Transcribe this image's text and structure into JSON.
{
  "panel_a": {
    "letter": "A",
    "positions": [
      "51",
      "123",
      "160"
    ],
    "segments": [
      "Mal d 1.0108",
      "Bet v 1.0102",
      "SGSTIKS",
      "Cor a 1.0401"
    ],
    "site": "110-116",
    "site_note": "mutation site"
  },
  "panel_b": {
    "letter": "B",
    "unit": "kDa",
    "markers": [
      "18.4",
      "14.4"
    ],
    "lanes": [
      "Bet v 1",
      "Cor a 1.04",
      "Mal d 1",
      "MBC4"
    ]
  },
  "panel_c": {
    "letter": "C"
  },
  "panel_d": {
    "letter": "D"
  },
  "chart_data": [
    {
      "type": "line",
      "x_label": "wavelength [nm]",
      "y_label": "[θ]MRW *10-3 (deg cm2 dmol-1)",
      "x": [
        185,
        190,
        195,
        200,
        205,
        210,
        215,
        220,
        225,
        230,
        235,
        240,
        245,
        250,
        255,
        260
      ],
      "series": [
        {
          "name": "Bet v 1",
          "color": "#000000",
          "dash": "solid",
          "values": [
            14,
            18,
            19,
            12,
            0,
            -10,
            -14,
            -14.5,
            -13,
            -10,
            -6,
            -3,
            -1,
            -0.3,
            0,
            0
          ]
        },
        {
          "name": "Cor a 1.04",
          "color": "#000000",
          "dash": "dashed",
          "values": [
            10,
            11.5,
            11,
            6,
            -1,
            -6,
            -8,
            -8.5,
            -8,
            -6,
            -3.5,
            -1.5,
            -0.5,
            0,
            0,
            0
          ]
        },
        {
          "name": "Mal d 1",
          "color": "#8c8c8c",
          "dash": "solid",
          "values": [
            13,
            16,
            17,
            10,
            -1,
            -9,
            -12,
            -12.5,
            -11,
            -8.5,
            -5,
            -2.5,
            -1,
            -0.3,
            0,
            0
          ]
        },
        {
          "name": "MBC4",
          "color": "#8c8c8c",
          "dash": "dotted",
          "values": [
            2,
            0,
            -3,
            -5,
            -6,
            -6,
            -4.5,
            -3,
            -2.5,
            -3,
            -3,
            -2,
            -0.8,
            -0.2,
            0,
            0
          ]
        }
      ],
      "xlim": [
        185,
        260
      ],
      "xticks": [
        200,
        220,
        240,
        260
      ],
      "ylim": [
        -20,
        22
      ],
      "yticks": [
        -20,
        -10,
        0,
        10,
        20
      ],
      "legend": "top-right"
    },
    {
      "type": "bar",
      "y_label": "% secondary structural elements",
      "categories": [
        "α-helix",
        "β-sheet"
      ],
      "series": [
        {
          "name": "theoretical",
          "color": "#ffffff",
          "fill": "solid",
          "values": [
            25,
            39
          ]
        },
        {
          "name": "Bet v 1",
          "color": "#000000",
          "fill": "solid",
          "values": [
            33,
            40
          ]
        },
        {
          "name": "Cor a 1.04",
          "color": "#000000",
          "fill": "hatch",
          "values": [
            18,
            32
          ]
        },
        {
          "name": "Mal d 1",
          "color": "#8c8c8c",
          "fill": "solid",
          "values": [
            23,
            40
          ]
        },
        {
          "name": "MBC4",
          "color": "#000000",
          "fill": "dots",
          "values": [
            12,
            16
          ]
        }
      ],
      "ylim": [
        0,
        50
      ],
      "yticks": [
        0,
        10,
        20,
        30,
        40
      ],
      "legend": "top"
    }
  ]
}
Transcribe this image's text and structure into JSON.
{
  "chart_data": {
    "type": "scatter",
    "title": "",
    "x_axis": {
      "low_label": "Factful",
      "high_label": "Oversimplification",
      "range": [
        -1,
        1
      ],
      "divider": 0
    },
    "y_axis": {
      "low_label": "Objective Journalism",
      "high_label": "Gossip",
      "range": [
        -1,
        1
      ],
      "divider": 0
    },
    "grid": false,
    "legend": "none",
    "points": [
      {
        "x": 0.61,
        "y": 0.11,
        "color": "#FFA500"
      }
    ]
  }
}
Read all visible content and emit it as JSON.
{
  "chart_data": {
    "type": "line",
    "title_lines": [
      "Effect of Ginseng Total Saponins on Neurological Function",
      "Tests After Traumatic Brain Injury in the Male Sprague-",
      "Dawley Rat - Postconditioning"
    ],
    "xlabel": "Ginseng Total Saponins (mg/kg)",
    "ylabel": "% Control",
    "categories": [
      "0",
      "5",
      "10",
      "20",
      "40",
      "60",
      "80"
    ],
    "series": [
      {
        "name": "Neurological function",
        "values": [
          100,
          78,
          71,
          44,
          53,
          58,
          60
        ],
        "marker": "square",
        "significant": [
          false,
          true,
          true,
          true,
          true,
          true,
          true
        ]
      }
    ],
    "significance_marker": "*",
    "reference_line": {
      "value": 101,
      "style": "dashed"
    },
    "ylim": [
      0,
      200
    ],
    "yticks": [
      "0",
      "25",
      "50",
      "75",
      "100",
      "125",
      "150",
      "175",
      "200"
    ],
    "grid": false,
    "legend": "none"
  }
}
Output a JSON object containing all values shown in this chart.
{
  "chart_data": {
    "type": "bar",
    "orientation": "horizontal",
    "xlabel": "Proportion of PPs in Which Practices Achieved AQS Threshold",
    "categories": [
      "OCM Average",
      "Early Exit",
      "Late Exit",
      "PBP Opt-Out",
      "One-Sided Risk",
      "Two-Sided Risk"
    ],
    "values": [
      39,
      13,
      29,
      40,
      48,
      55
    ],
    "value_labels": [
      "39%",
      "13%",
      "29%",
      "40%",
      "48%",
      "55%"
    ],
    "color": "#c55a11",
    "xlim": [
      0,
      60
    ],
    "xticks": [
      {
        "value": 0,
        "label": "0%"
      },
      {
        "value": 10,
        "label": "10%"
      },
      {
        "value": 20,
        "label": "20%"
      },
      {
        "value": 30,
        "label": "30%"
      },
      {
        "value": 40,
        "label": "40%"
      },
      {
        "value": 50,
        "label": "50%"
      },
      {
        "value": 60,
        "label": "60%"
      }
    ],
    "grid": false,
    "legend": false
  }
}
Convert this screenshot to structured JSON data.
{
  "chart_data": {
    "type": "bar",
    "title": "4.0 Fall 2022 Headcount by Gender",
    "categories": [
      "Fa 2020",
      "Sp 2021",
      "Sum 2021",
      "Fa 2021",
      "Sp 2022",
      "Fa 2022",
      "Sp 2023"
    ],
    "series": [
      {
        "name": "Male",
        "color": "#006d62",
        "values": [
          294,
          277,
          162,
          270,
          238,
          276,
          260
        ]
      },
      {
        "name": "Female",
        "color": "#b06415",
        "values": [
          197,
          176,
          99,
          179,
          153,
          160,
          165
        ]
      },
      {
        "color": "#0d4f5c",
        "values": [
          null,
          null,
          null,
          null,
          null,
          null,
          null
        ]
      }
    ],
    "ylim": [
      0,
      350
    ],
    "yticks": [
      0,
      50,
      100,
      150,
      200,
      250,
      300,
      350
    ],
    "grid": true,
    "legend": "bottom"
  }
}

---*---

GIVEN TASK:
Output the full listing exactly as it stands.

FULL SOLUTION:
Transcribe this image's text and structure into JSON.
{
  "panel_a": {
    "letter": "A",
    "positions": [
      "51",
      "123",
      "160"
    ],
    "segments": [
      "Mal d 1.0108",
      "Bet v 1.0102",
      "SGSTIKS",
      "Cor a 1.0401"
    ],
    "site": "110-116",
    "site_note": "mutation site"
  },
  "panel_b": {
    "letter": "B",
    "unit": "kDa",
    "markers": [
      "18.4",
      "14.4"
    ],
    "lanes": [
      "Bet v 1",
      "Cor a 1.04",
      "Mal d 1",
      "MBC4"
    ]
  },
  "panel_c": {
    "letter": "C"
  },
  "panel_d": {
    "letter": "D"
  },
  "chart_data": [
    {
      "type": "line",
      "x_label": "wavelength [nm]",
      "y_label": "[θ]MRW *10-3 (deg cm2 dmol-1)",
      "x": [
        185,
        190,
        195,
        200,
        205,
        210,
        215,
        220,
        225,
        230,
        235,
        240,
        245,
        250,
        255,
        260
      ],
      "series": [
        {
          "name": "Bet v 1",
          "color": "#000000",
          "dash": "solid",
          "values": [
            14,
            18,
            19,
            12,
            0,
            -10,
            -14,
            -14.5,
            -13,
            -10,
            -6,
            -3,
            -1,
            -0.3,
            0,
            0
          ]
        },
        {
          "name": "Cor a 1.04",
          "color": "#000000",
          "dash": "dashed",
          "values": [
            10,
            11.5,
            11,
            6,
            -1,
            -6,
            -8,
            -8.5,
            -8,
            -6,
            -3.5,
            -1.5,
            -0.5,
            0,
            0,
            0
          ]
        },
        {
          "name": "Mal d 1",
          "color": "#8c8c8c",
          "dash": "solid",
          "values": [
            13,
            16,
            17,
            10,
            -1,
            -9,
            -12,
            -12.5,
            -11,
            -8.5,
            -5,
            -2.5,
            -1,
            -0.3,
            0,
            0
          ]
        },
        {
          "name": "MBC4",
          "color": "#8c8c8c",
          "dash": "dotted",
          "values": [
            2,
            0,
            -3,
            -5,
            -6,
            -6,
            -4.5,
            -3,
            -2.5,
            -3,
            -3,
            -2,
            -0.8,
            -0.2,
            0,
            0
          ]
        }
      ],
      "xlim": [
        185,
        260
      ],
      "xticks": [
        200,
        220,
        240,
        260
      ],
      "ylim": [
        -20,
        22
      ],
      "yticks": [
        -20,
        -10,
        0,
        10,
        20
      ],
      "legend": "top-right"
    },
    {
      "type": "bar",
      "y_label": "% secondary structural elements",
      "categories": [
        "α-helix",
        "β-sheet"
      ],
      "series": [
        {
          "name": "theoretical",
          "color": "#ffffff",
          "fill": "solid",
          "values": [
            25,
            39
          ]
        },
        {
          "name": "Bet v 1",
          "color": "#000000",
          "fill": "solid",
          "values": [
            33,
            40
          ]
        },
        {
          "name": "Cor a 1.04",
          "color": "#000000",
          "fill": "hatch",
          "values": [
            18,
            32
          ]
        },
        {
          "name": "Mal d 1",
          "color": "#8c8c8c",
          "fill": "solid",
          "values": [
            23,
            40
          ]
        },
        {
          "name": "MBC4",
          "color": "#000000",
          "fill": "dots",
          "values": [
            12,
            16
          ]
        }
      ],
      "ylim": [
        0,
        50
      ],
      "yticks": [
        0,
        10,
        20,
        30,
        40
      ],
      "legend": "top"
    }
  ]
}
Transcribe this image's text and structure into JSON.
{
  "chart_data": {
    "type": "scatter",
    "title": "",
    "x_axis": {
      "low_label": "Factful",
      "high_label": "Oversimplification",
      "range": [
        -1,
        1
      ],
      "divider": 0
    },
    "y_axis": {
      "low_label": "Objective Journalism",
      "high_label": "Gossip",
      "range": [
        -1,
        1
      ],
      "divider": 0
    },
    "grid": false,
    "legend": "none",
    "points": [
      {
        "x": 0.61,
        "y": 0.11,
        "color": "#FFA500"
      }
    ]
  }
}
Read all visible content and emit it as JSON.
{
  "chart_data": {
    "type": "line",
    "title_lines": [
      "Effect of Ginseng Total Saponins on Neurological Function",
      "Tests After Traumatic Brain Injury in the Male Sprague-",
      "Dawley Rat - Postconditioning"
    ],
    "xlabel": "Ginseng Total Saponins (mg/kg)",
    "ylabel": "% Control",
    "categories": [
      "0",
      "5",
      "10",
      "20",
      "40",
      "60",
      "80"
    ],
    "series": [
      {
        "name": "Neurological function",
        "values": [
          100,
          78,
          71,
          44,
          53,
          58,
          60
        ],
        "marker": "square",
        "significant": [
          false,
          true,
          true,
          true,
          true,
          true,
          true
        ]
      }
    ],
    "significance_marker": "*",
    "reference_line": {
      "value": 101,
      "style": "dashed"
    },
    "ylim": [
      0,
      200
    ],
    "yticks": [
      "0",
      "25",
      "50",
      "75",
      "100",
      "125",
      "150",
      "175",
      "200"
    ],
    "grid": false,
    "legend": "none"
  }
}
Output a JSON object containing all values shown in this chart.
{
  "chart_data": {
    "type": "bar",
    "orientation": "horizontal",
    "xlabel": "Proportion of PPs in Which Practices Achieved AQS Threshold",
    "categories": [
      "OCM Average",
      "Early Exit",
      "Late Exit",
      "PBP Opt-Out",
      "One-Sided Risk",
      "Two-Sided Risk"
    ],
    "values": [
      39,
      13,
      29,
      40,
      48,
      55
    ],
    "value_labels": [
      "39%",
      "13%",
      "29%",
      "40%",
      "48%",
      "55%"
    ],
    "color": "#c55a11",
    "xlim": [
      0,
      60
    ],
    "xticks": [
      {
        "value": 0,
        "label": "0%"
      },
      {
        "value": 10,
        "label": "10%"
      },
      {
        "value": 20,
        "label": "20%"
      },
      {
        "value": 30,
        "label": "30%"
      },
      {
        "value": 40,
        "label": "40%"
      },
      {
        "value": 50,
        "label": "50%"
      },
      {
        "value": 60,
        "label": "60%"
      }
    ],
    "grid": false,
    "legend": false
  }
}
Convert this screenshot to structured JSON data.
{
  "chart_data": {
    "type": "bar",
    "title": "4.0 Fall 2022 Headcount by Gender",
    "categories": [
      "Fa 2020",
      "Sp 2021",
      "Sum 2021",
      "Fa 2021",
      "Sp 2022",
      "Fa 2022",
      "Sp 2023"
    ],
    "series": [
      {
        "name": "Male",
        "color": "#006d62",
        "values": [
          294,
          277,
          162,
          270,
          238,
          276,
          260
        ]
      },
      {
        "name": "Female",
        "color": "#b06415",
        "values": [
          197,
          176,
          99,
          179,
          153,
          160,
          165
        ]
      },
      {
        "color": "#0d4f5c",
        "values": [
          null,
          null,
          null,
          null,
          null,
          null,
          null
        ]
      }
    ],
    "ylim": [
      0,
      350
    ],
    "yticks": [
      0,
      50,
      100,
      150,
      200,
      250,
      300,
      350
    ],
    "grid": true,
    "legend": "bottom"
  }
}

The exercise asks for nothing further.